Give only the number of lines in the records that include the string "this".

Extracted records
*****
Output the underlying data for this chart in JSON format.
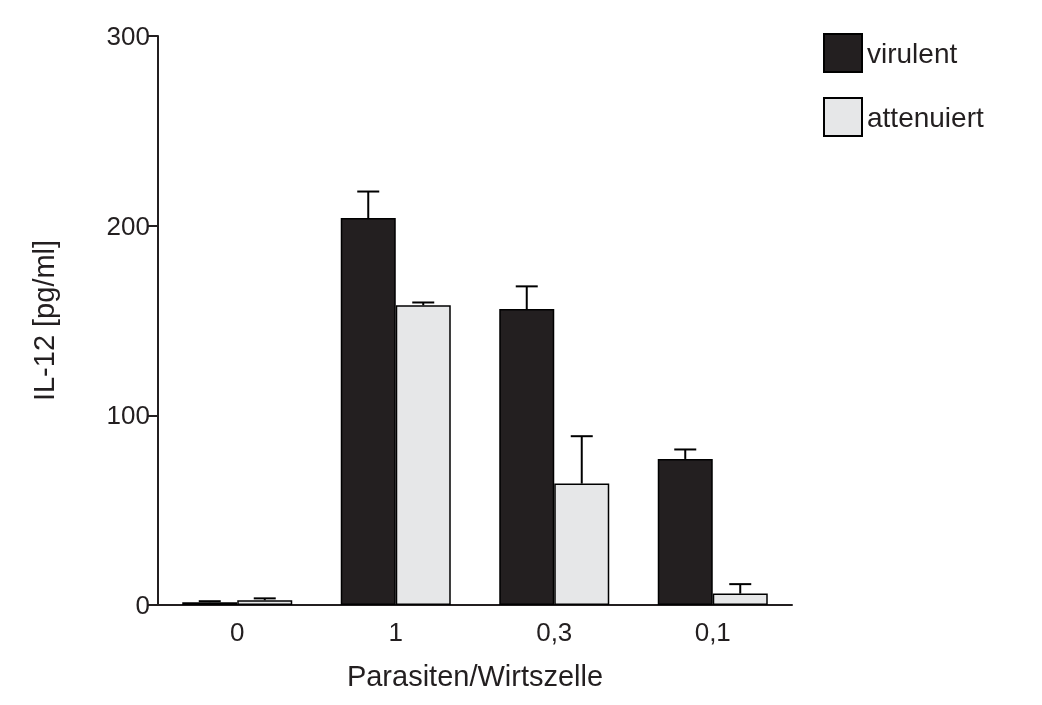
{
  "chart_data": {
    "type": "bar",
    "xlabel": "Parasiten/Wirtszelle",
    "ylabel": "IL-12 [pg/ml]",
    "categories": [
      "0",
      "1",
      "0,3",
      "0,1"
    ],
    "series": [
      {
        "name": "virulent",
        "color": "#231f20",
        "values": [
          1.5,
          204,
          156,
          77
        ],
        "errors": [
          [
            1.5,
            2
          ],
          [
            204,
            218
          ],
          [
            156,
            168
          ],
          [
            77,
            82
          ]
        ]
      },
      {
        "name": "attenuiert",
        "color": "#e6e7e8",
        "values": [
          2.5,
          158,
          64,
          6
        ],
        "errors": [
          [
            2.5,
            3.5
          ],
          [
            158,
            159.5
          ],
          [
            64,
            89
          ],
          [
            6,
            11
          ]
        ]
      }
    ],
    "ylim": [
      0,
      300
    ],
    "yticks": [
      0,
      100,
      200,
      300
    ],
    "grid": false,
    "legend": "top right"
  }
}
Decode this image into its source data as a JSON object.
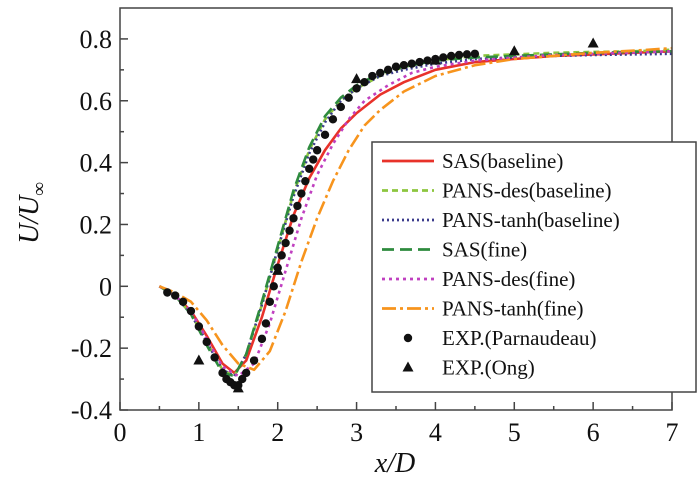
*****
Exercise result
2